Set tasks
(1) Print the section of the article on querying trace files between "SQL trace file" and "tables + regexp queries.", inclusive.
(2) Carry on the article about querying trace files, picking up right after its last line.

Text to read
Querying trace files

SQL trace file provide the highest level of detail possible about SQL execution. The problem with that information is converting it to a convenient format for further analysis. One very good solution is parsetrc tool by Kyle Hailey written in Perl. It gives high-resolution histograms, I/O transfer rates as a function of time, and other very useful info. Unfortunately, I myself am not a Perl expert, so it’s a bit difficult for me to customize this tool when I need something slightly different from defaults (e.g. change histogram resolution, look at events not hardcoded into the script etc.). Another limitation is that since the tool is external to the database, you can’t join the data anything else (like ASH queries). So I found another solution for raw trace file analysis: external tables + regexp queries.

Using external tables for accessing traces files is described in many blogs (e.g. here) so I don’t need to spend much time on it. I let most of the options default, but I needed to change RECORDS LIMITED BY because otherwise it didn’t work correctly on my Windows 7 machine, so the DDL was something like:

CREATE DIRECTORY TRACEDIR AS 'C:\path_to_trace_dir\';

CREATE TABLE RAWTRACEFILE (	TEXT VARCHAR2(4000)) 
  ORGANIZATION EXTERNAL ( 
    DEFAULT DIRECTORY "TRACEDIR" 
    ACCESS PARAMETERS ( 
          RECORDS DELIMITED BY '\n' characterset 'utf8'
    )
    LOCATION ( 'tracefilename.trc')
  );

Now that the trace file is accessible from the database, I define a simple view on the top of it:

create or replace view V$MYTRACE
AS
with patterns as
(
select 'WAIT #\d*: nam=''(.*)'' ela= (\S*) ([^=]+)=(\S*) ([^=]+)=(\S*) ([^=]+)=(\S*) obj#=(\S*) tim=(\S*)(.*)' waits,
'PARSING IN CURSOR #(\d*)(.*) sqlid=''(.*)''' cursors
from dual
),
cursors as
(
select regexp_replace(text, patterns.cursors, '\1') cursorno,
regexp_replace(text, patterns.cursors, '\3') sqlid
from rawtracefile,
patterns
where text like 'PARSING IN CURSOR%'
),
waits as (
select regexp_replace(text, 'WAIT #(\d*): (.*)', '\1') cursorno,
regexp_replace(text, patterns.waits, '\1') event,
to_number(regexp_replace(text, patterns.waits, '\2')) elapsed_us,
regexp_replace(text, patterns.waits, '\3') p1text,
regexp_replace(text, patterns.waits, '\4') p1,
regexp_replace(text, patterns.waits, '\5') p2text,
regexp_replace(text, patterns.waits, '\6') p2,
regexp_replace(text, patterns.waits, '\7') p3text,
regexp_replace(text, patterns.waits, '\8') p3,
regexp_replace(text, patterns.waits, '\9') obj#,
regexp_replace(text, '(.*)tim=(\S*)(.*)', '\2') tim
from rawtracefile t,
patterns
where t.text like 'WAIT%'
)

Information provided
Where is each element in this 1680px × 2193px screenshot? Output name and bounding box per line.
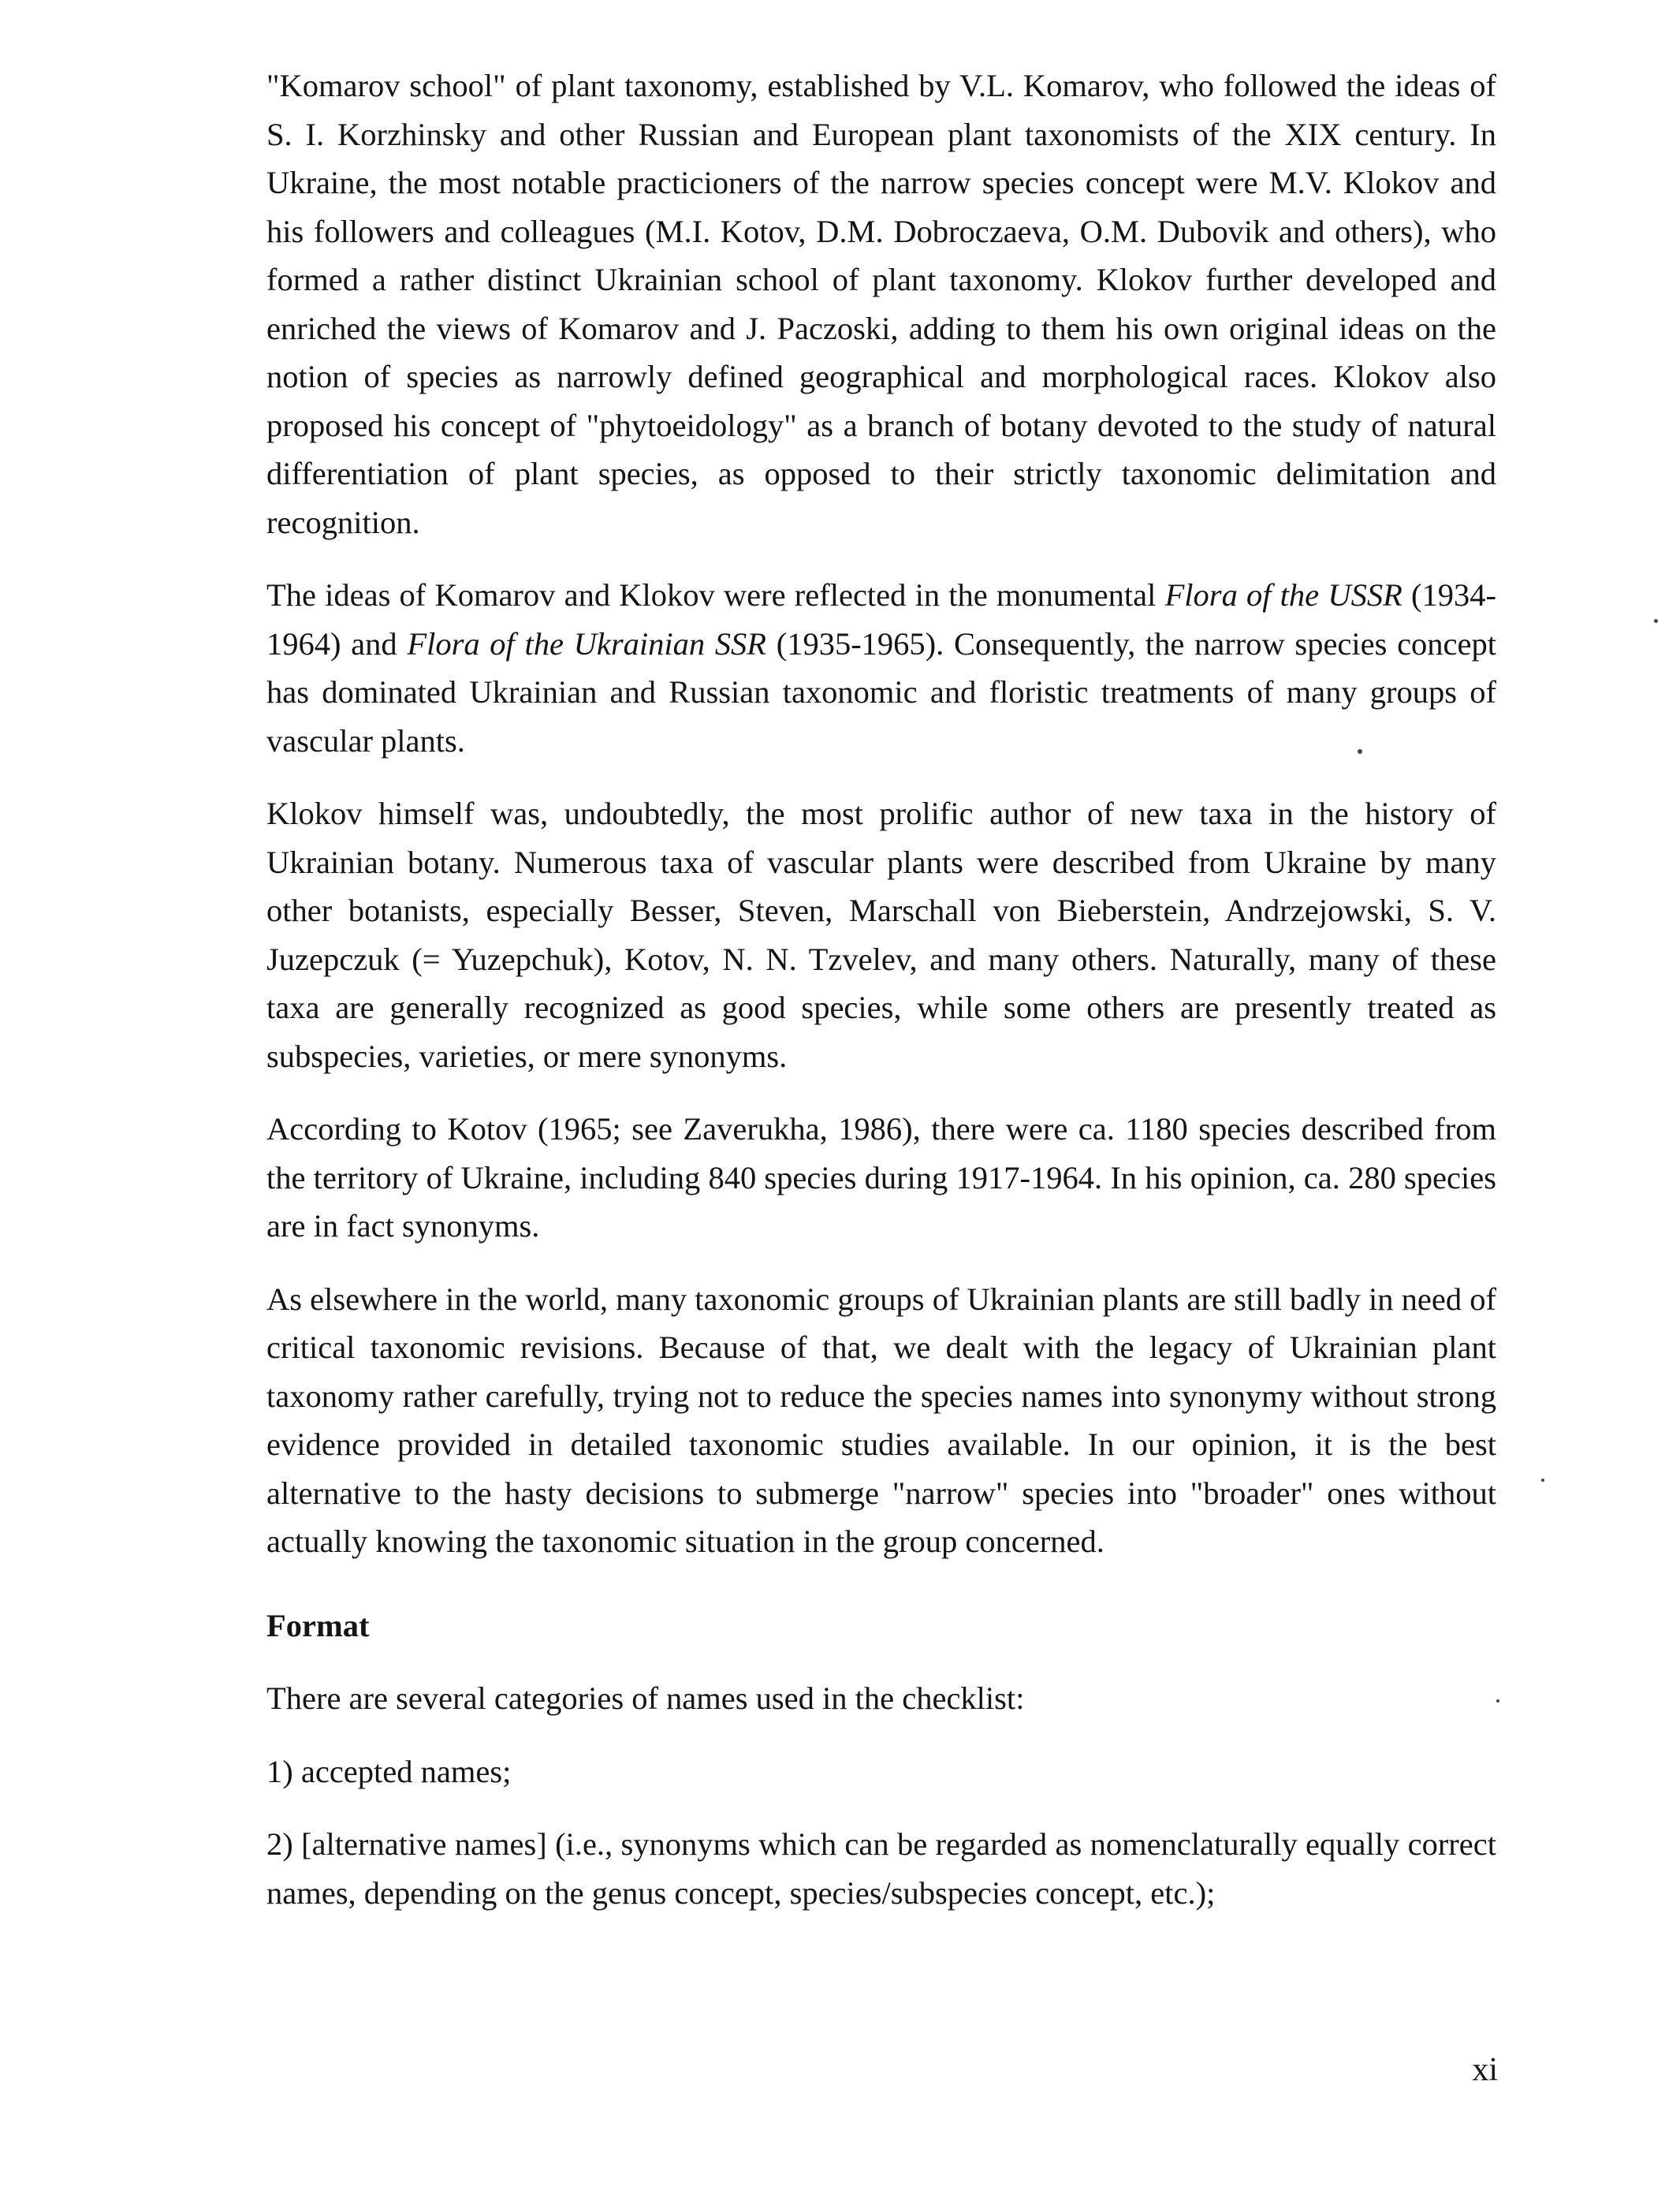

Responses by task
(1)
SQL trace file provide the highest level of detail possible about SQL execution. The problem with that information is converting it to a convenient format for further analysis. One very good solution is parsetrc tool by Kyle Hailey written in Perl. It gives high-resolution histograms, I/O transfer rates as a function of time, and other very useful info. Unfortunately, I myself am not a Perl expert, so it’s a bit difficult for me to customize this tool when I need something slightly different from defaults (e.g. change histogram resolution, look at events not hardcoded into the script etc.). Another limitation is that since the tool is external to the database, you can’t join the data anything else (like ASH queries). So I found another solution for raw trace file analysis: external tables + regexp queries.

(2)
select c.sqlid, 
       w."CURSORNO",
       w."EVENT",
       w."ELAPSED_US",
       w."P1TEXT",
       w."P1",
       w."P2TEXT",
       w."P2",
       w."P3TEXT",
       w."P3",
       w."OBJ#",
       w."TIM"
from waits w,
cursors c
where w.cursorno = c.cursorno (+);

That’s it — now I can query data from a raw trace file same way I would query ASH views! For example, if I want a high-resolution histogram on wait times, all I need to do is this:

SELECT  100*WIDTH_BUCKET(ELAPSED_US, 0, 10000, 100) ELAPSED_TIME, 
        COUNT(*) HEIGHT
FROM V$MYTRACE 
WHERE EVENT = 'log file sync'
GROUP BY WIDTH_BUCKET(ELAPSED_US, 0, 10000, 100)
ORDER BY 1;

It’s just as easy to write a query to do anything else you can do with parsetrc (e.g. I/O transfer rate vs. time), and much more! For instance, you can look at correlation between event time and an event parameter (e.g. number of blocks written by LGWR in ‘log file parallel write’), or match background wait events to foreground waits, etc.

A few recommendations:

1) When analyzed trace files are big, it could be beneficial for performance to materialize the view (i.e. create a table using CTAS) rather than parsing the entire file with every query
2) You can switch from one trace file to another using ALTER TABLE <tablename> LOCATION(‘new_file_name.trc’)
3) When analyzing multiple trace files, you can either merge them (e.g. using trcsess service=SYS$USERS) or you can list multiple file names in the LOCATION clause
4) When using the tool to produce high-resolution histograms, pay extra attention to bucket size: smaller bucket sizes give better level of detail, but less statistical accuracy (if the data set is not big enough); thus you may want to use variable bucket sizes — in this case, you’ll need to divide the histogram height (number of counts in the bucket) by the bin width.

Happy tracing!

Upd. Fixed a minor bug in regexp as pointed out by Matthias Rogel. Thanks Matthias!

9 thoughts on “Querying trace files”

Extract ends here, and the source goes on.